▸ 原文
::::::::

長年イスラエルによって土地を奪われ、隔離遮断され、日常的に生命と生活を脅かされて続けているパレスチナ人の側にどちらかといえば味方する気持ちでいました。
それ以上は思考を止めていた自分ですが、この映画を見て自分の考え方自体がとらわれていたことがあると気づきました。
悲惨な映像が延々と続くと思っていたので、第一部「ある家族の25年」を見た後、そこで生活している人々のたくましさを見て、また、その中での苦しみや悲しみを知って、パレスチナの人々が、この紛争、あるいは闘いに抱いている気持ちに少し近づいた気がしました。
映画の後のトークでも、監督の土井敏邦さんは、「パレスチナ問題を知識としてとらえるのでなく、どの戦争でも苦しむのは民衆なのだということを知ってほしい」と話されていました。
パレスチナ問題は政治的に、また宗教的にも複雑で難解で理解しがたいものだと思い込んでいた私は、確かにそうだ、民衆一人ひとりの人の目でガザを、イスラエルを見ていかなければと気付きました。
1993年のオスロ合意の直後から、土井監督はガザのジャバリアのエルアクラ家に住み込んで取材を続けました。土井監督のそうした住み込み取材のねらいについても納得し、共感するものがありました。少し長くなりますが引用させていただきます。
それは、「遠い国の人たちに起こっていることを伝えるとき、まず伝え手がやるべきことは、現地の人々が私たちと同じ人間であることを視聴者、読者に伝えることだと私は考えている。
現在ガザで起こっている事態も、ニュースが伝える『死者4万人、負傷者約8万人』という数字に、私たちは現場の実態を『分かった』つもりになる。しかし一人ひとりが私たちと“同じ人間”であることを思い当たったとき、あの空爆や砲撃で死傷した子どもたちの姿に『もし、あの子が自分たちの息子だったら、孫だったら』と想像できる。その時、「死者4万人」という数字は、私たちと同じ人間の一人ひとりの“死の痛み”“悲しみ”の4万倍なのだ」という認識に変わるかもしれない。そういう伝え方をすることで、遠いガザで起こっている事態を日本で暮らす私たちに“引き寄せる”ことができるのではないか。」

::::::::

▸ やること
[A] 感想文について、次の問いに答えてください。
(i) 映画の第一部の題名は何か。
(ii) 土井監督がオスロ合意の直後から住み込んで取材したのは、どこの何という家か。
(iii) ニュースが伝える負傷者の数は約何人とされているか。
[B] 感想文のうち、「悲惨な映像が延々と続くと思っ」から始まり「えることだと私は考えている。」で終わる部分を、一字も変えずに書き写してください。
一覧は参照しなくてかまいません。

▸ データ部分
::::::::

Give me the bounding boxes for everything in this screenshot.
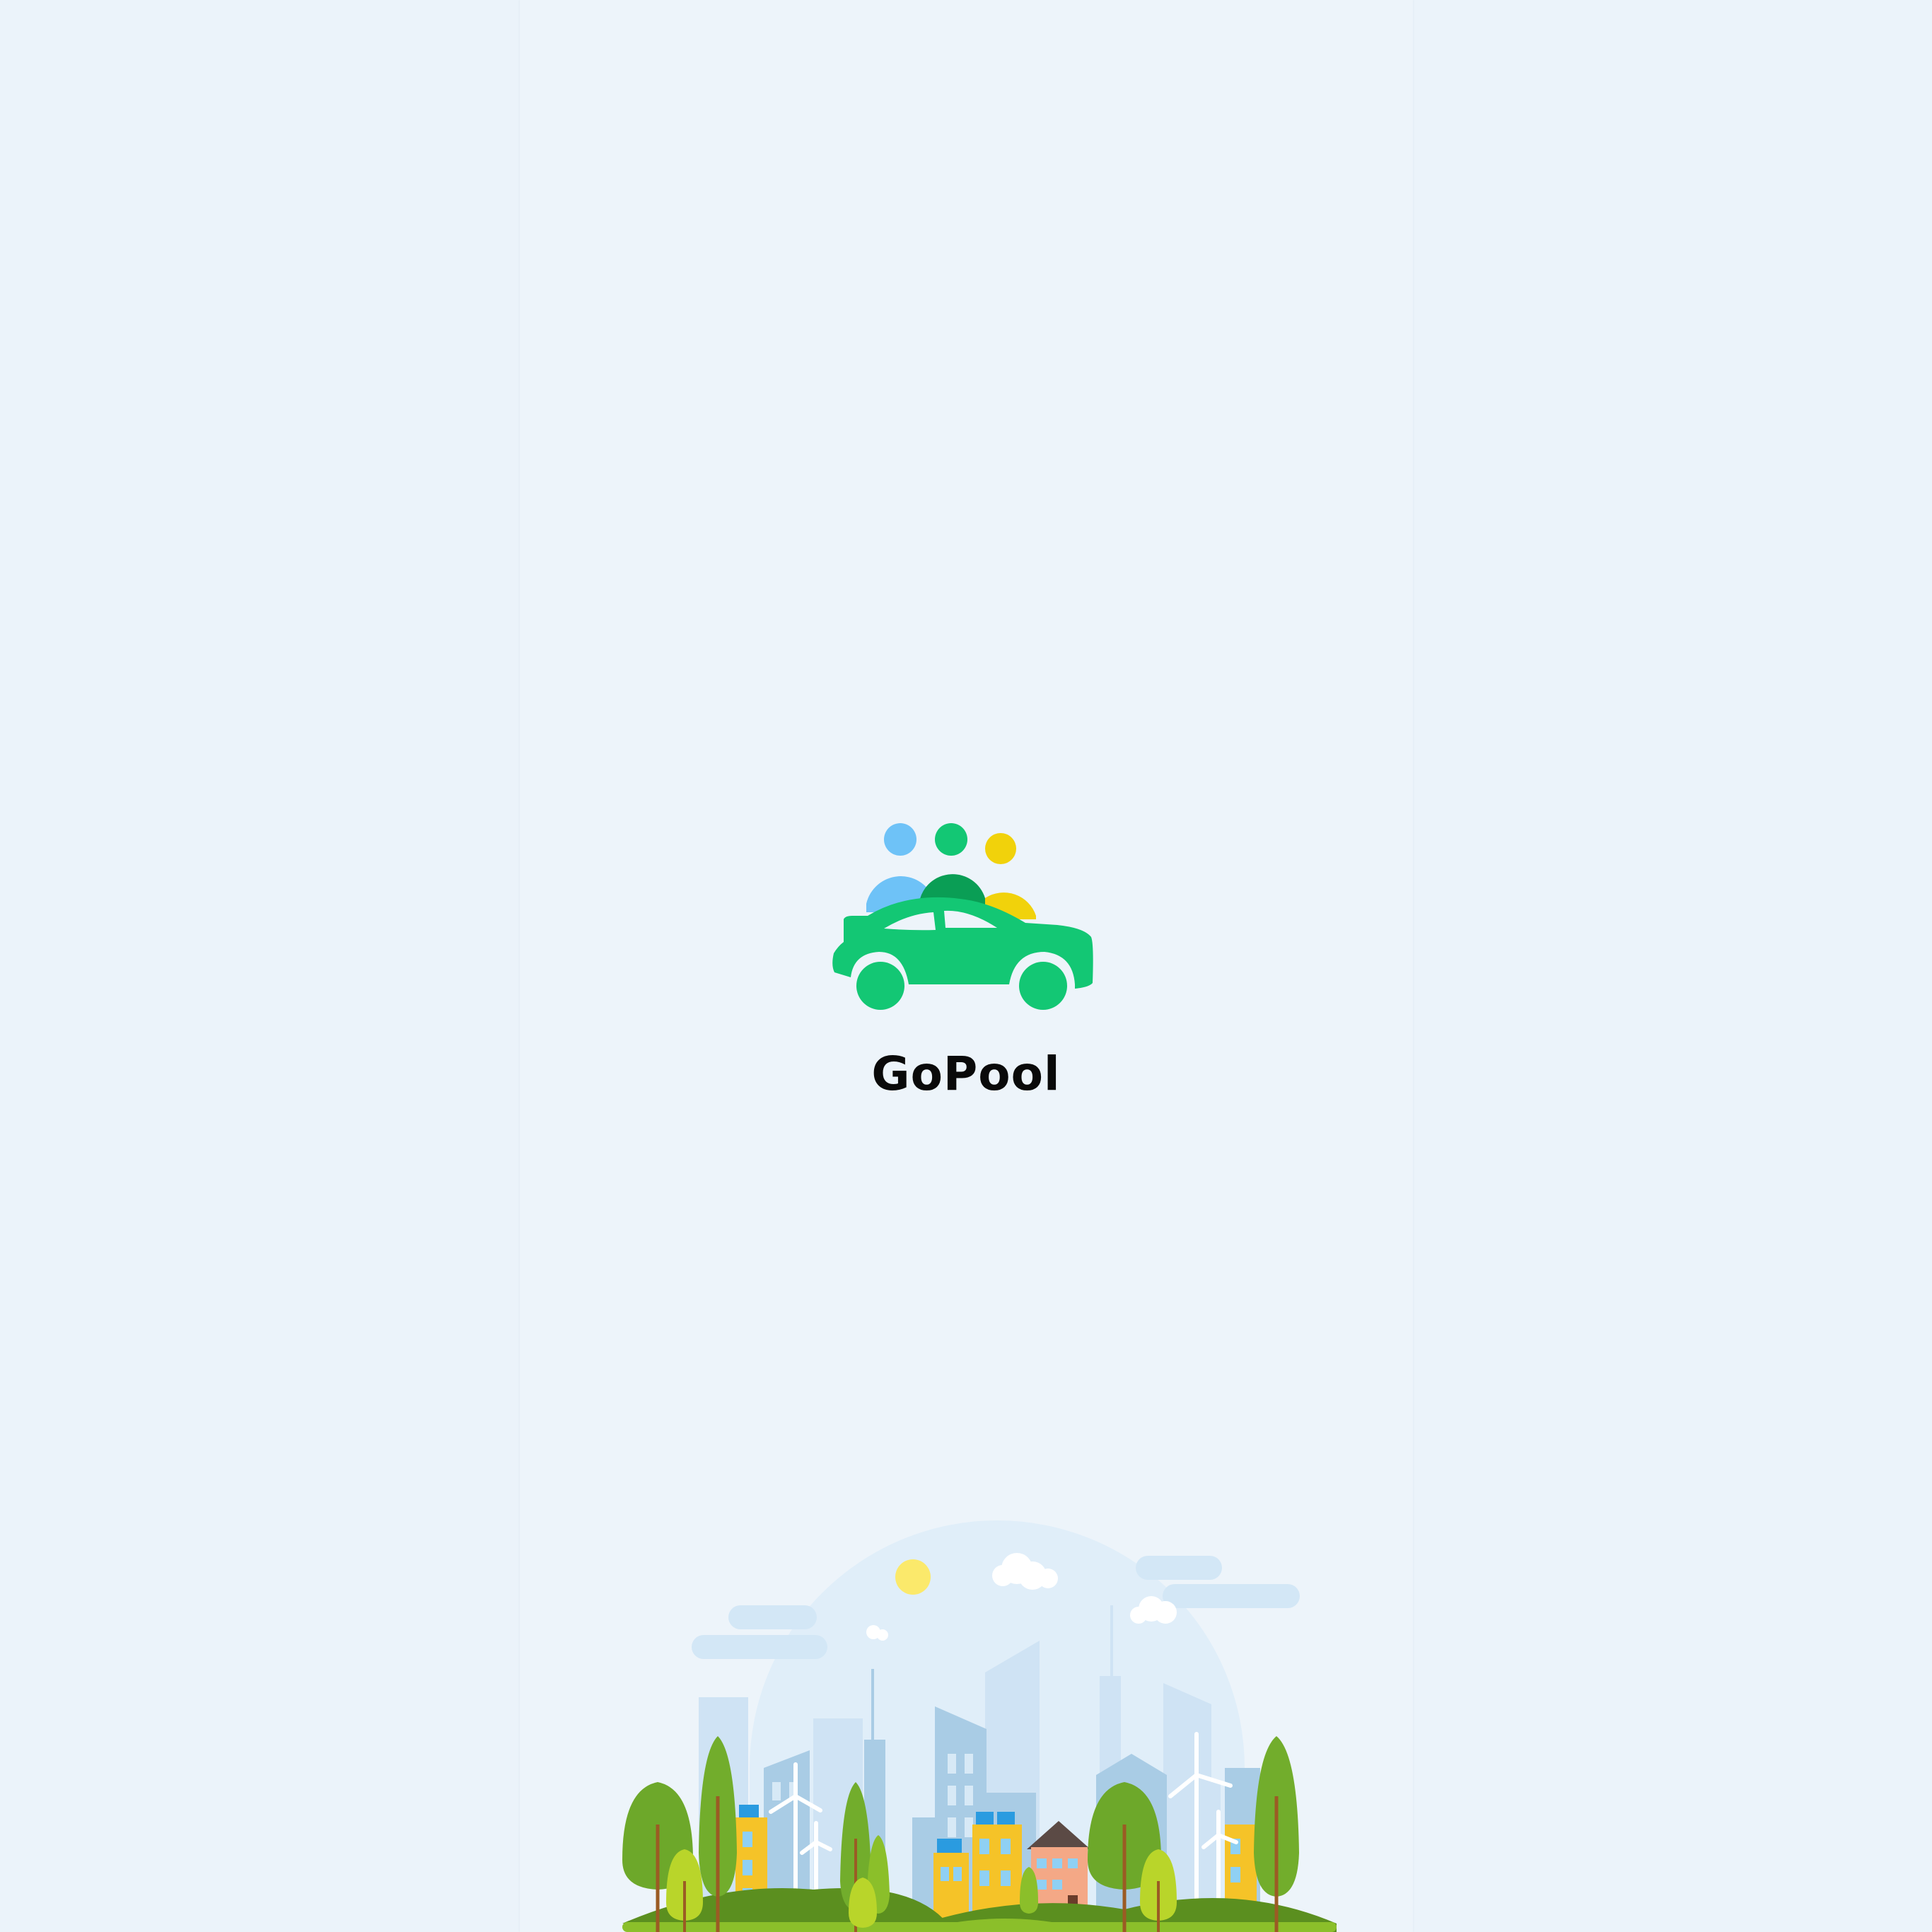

::::::::

▸ 課題ごとの解答
[A]
(i) 「ある家族の25年」
(ii) ガザのジャバリアのエルアクラ家
(iii) 約8万人

[B]
悲惨な映像が延々と続くと思っていたので、第一部「ある家族の25年」を見た後、そこで生活している人々のたくましさを見て、また、その中での苦しみや悲しみを知って、パレスチナの人々が、この紛争、あるいは闘いに抱いている気持ちに少し近づいた気がしました。
映画の後のトークでも、監督の土井敏邦さんは、「パレスチナ問題を知識としてとらえるのでなく、どの戦争でも苦しむのは民衆なのだということを知ってほしい」と話されていました。
パレスチナ問題は政治的に、また宗教的にも複雑で難解で理解しがたいものだと思い込んでいた私は、確かにそうだ、民衆一人ひとりの人の目でガザを、イスラエルを見ていかなければと気付きました。
1993年のオスロ合意の直後から、土井監督はガザのジャバリアのエルアクラ家に住み込んで取材を続けました。土井監督のそうした住み込み取材のねらいについても納得し、共感するものがありました。少し長くなりますが引用させていただきます。
それは、「遠い国の人たちに起こっていることを伝えるとき、まず伝え手がやるべきことは、現地の人々が私たちと同じ人間であることを視聴者、読者に伝えることだと私は考えている。